• TEXT SEGMENT:
Coaches in Florida just got a lot more tools to work with and it is about time.
Governor Ron DeSantis made it official Friday at Ribault High School in Jacksonville, signing two bills that fix problems that honestly should have been addressed a long time ago.
The first thing people need to understand is that Florida has been losing good coaches to other states because the pay was not competitive enough. SB 538 tackles that directly by allowing booster club money to go toward coach salaries on top of whatever the district is already paying. Schools can also now treat athletic coaches like administrative staff when it comes to negotiating pay, which means more flexibility to keep the right people in place. Charter, private and homeschool students also get access to sports and extracurricular activities under this law, so nobody gets left out.
The second bill is the one with a real story behind it. Teddy Bridgewater went back to his roots and took a coaching job at Miami Northwestern in 2024. Some of his players were coming from tough situations and could not always afford meals or a ride to practice, so Bridgewater handled it out of his own pocket.
The FHSAA looked at the rulebook and suspended him for it. DeSantis called it exactly what it was. “He was using his personal funds to do this. These are people that he was mentoring, and that somehow got him suspended because of the way the rules were written.”

• TASK OBJECTIVE:
Answer these questions from the article on the Florida coaching bills:
1. At which school did Governor Ron DeSantis sign the two bills?
2. Under SB 538, what money may go toward coach salaries in addition to district pay?
3. Where did Teddy Bridgewater take a coaching job in 2024?
None of the records is needed for this work.

• INFORMATION SHOWN:
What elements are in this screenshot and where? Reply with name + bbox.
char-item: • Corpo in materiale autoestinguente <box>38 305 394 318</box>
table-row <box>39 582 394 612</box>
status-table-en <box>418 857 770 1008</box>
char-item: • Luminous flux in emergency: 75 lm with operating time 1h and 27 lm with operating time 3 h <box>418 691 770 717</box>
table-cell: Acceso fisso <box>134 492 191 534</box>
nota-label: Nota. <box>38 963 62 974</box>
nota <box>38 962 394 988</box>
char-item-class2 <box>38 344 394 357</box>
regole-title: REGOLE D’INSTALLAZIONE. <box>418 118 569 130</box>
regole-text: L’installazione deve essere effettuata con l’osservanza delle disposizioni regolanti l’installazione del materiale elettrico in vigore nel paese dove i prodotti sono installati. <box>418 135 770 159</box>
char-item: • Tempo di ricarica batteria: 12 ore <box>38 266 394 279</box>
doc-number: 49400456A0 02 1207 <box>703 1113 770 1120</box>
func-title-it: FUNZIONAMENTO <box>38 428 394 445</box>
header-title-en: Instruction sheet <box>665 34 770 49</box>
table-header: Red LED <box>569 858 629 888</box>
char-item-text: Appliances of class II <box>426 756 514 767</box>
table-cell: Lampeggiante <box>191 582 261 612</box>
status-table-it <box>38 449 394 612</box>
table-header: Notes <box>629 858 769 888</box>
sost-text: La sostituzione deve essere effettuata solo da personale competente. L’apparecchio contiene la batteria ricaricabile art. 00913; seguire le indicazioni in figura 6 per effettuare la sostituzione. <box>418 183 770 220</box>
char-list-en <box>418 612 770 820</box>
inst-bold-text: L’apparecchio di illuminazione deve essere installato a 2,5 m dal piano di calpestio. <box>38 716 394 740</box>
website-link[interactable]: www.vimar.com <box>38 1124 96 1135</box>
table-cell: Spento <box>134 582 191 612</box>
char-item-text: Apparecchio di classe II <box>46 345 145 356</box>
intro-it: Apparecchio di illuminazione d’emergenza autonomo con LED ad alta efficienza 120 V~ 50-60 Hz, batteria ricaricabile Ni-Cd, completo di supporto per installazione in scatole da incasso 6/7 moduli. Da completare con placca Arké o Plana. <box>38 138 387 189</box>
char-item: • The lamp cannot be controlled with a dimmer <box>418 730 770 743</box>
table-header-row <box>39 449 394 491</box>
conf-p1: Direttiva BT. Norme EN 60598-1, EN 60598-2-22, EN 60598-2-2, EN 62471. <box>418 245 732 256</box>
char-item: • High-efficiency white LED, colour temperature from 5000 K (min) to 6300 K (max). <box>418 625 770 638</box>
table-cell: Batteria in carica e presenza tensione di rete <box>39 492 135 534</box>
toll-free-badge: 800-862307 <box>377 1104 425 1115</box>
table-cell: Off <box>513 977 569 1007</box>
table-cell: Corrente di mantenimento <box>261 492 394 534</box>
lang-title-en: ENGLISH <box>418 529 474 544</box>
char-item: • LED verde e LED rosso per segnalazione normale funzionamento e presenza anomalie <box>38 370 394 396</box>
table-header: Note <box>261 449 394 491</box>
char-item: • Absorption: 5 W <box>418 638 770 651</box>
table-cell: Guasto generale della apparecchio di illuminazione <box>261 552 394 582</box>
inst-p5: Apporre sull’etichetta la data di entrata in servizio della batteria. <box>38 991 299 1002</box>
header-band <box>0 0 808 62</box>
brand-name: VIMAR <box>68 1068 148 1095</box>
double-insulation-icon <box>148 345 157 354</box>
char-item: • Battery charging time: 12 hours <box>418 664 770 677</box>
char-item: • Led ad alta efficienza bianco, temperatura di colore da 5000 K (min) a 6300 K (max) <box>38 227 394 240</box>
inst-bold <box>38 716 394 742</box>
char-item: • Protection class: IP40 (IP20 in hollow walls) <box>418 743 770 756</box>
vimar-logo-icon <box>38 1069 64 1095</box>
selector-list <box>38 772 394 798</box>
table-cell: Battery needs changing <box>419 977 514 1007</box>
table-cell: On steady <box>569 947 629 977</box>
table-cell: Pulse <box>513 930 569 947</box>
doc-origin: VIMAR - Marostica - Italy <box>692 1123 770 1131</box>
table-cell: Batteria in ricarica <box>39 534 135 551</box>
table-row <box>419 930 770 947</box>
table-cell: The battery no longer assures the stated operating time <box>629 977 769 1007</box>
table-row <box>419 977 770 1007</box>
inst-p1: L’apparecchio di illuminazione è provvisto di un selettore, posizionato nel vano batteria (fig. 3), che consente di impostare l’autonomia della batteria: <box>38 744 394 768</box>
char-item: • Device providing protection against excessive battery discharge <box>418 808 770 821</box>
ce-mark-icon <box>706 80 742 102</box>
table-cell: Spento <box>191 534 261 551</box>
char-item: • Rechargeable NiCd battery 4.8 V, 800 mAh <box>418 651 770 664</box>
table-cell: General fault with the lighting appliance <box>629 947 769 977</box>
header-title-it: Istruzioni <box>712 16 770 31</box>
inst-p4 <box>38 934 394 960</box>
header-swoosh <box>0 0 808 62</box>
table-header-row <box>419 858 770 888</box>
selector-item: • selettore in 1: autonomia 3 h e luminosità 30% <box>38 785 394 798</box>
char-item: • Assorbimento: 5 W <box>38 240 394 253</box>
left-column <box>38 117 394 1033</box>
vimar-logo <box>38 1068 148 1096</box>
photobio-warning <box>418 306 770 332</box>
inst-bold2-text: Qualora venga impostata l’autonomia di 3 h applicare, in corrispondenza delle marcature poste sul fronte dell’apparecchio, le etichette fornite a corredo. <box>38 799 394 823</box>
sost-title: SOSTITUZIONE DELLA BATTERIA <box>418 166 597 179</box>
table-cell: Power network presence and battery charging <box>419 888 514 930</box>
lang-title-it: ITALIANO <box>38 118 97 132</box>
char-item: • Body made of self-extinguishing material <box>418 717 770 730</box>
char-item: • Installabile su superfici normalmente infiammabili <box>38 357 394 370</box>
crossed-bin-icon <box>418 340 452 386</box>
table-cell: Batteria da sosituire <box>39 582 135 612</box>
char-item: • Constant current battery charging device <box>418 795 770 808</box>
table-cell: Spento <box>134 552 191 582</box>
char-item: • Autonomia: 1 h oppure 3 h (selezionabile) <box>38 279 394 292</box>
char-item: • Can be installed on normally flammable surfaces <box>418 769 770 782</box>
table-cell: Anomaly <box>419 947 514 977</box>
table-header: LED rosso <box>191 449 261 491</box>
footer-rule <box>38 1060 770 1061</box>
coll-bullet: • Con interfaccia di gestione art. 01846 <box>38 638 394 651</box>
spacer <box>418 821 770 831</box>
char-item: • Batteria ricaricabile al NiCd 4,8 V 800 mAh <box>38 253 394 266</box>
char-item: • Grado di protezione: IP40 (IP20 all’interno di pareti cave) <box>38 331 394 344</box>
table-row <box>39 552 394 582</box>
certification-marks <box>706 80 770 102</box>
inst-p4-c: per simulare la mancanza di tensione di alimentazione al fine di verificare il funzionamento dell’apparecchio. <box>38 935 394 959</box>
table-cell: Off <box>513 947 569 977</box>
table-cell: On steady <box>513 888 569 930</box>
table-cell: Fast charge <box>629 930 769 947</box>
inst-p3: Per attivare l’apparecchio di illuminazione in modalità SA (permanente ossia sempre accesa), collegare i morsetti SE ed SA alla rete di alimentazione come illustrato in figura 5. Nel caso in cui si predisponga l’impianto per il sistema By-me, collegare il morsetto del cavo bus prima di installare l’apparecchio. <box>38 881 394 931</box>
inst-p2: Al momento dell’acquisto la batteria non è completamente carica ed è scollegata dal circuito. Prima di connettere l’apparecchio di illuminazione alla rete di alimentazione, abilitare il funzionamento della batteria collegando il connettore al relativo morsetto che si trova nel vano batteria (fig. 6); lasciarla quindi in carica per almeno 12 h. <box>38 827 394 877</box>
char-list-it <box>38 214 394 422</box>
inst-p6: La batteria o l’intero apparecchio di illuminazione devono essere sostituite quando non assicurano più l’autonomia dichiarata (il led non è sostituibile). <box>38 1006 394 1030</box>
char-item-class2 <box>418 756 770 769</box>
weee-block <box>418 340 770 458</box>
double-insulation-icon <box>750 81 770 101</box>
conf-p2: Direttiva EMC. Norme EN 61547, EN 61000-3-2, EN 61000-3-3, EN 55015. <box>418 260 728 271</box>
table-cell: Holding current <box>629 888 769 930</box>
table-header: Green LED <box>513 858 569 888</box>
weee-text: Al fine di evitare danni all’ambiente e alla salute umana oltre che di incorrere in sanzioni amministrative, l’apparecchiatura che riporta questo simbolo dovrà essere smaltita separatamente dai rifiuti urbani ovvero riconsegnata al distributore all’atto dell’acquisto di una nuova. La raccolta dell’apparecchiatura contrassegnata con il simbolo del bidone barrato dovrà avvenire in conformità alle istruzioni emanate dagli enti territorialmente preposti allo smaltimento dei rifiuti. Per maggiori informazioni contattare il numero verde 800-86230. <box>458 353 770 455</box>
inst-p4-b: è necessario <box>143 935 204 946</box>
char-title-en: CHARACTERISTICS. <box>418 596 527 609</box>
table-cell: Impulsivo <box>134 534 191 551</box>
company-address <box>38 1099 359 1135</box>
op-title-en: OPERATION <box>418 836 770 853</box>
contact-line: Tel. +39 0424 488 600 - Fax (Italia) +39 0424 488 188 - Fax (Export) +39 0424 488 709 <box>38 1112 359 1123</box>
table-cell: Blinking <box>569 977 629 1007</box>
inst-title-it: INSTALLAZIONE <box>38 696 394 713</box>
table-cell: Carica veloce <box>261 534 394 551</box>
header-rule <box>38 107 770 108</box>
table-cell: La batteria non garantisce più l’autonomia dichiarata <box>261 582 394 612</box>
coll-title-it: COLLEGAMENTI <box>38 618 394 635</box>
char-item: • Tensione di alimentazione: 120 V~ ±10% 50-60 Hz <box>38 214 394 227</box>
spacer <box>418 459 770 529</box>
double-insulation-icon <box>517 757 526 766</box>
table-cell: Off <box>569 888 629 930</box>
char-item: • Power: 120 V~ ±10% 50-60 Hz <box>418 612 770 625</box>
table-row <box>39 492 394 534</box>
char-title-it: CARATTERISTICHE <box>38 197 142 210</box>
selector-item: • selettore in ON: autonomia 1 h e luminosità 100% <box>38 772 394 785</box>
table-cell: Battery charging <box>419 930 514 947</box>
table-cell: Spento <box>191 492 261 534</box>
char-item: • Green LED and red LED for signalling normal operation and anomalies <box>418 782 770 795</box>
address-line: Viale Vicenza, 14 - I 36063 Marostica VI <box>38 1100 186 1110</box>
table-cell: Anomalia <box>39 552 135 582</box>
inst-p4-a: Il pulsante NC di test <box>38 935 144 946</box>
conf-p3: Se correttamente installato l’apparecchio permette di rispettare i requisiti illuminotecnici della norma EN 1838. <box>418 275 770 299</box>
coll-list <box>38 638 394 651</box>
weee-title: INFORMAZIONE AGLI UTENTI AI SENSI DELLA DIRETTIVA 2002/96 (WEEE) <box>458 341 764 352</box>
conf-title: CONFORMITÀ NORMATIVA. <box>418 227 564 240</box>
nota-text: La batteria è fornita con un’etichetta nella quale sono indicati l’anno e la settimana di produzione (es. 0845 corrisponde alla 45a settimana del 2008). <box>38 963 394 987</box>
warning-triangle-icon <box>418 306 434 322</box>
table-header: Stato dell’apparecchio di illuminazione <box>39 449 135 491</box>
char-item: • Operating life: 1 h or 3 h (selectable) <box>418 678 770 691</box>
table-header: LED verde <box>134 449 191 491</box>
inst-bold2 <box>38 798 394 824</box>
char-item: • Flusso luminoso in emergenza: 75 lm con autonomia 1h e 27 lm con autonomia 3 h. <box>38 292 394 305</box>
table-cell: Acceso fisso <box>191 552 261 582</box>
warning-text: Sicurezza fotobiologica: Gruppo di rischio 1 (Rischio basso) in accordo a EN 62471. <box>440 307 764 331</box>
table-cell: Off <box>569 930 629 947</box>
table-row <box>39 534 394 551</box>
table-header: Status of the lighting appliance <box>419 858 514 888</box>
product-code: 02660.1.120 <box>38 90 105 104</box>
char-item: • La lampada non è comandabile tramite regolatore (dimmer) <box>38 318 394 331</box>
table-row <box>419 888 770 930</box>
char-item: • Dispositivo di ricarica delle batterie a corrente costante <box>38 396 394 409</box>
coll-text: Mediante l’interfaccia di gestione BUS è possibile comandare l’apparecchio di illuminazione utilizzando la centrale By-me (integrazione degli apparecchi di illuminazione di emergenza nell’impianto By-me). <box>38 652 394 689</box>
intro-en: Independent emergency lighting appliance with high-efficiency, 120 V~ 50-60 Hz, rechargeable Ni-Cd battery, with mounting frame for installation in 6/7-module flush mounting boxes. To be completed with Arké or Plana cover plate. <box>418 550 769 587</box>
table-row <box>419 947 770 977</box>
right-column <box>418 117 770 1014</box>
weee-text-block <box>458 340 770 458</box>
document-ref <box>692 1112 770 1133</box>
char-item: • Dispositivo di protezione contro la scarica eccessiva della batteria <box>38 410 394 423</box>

• RESULT:
1. Ribault High School in Jacksonville
2. Booster club money
3. Miami Northwestern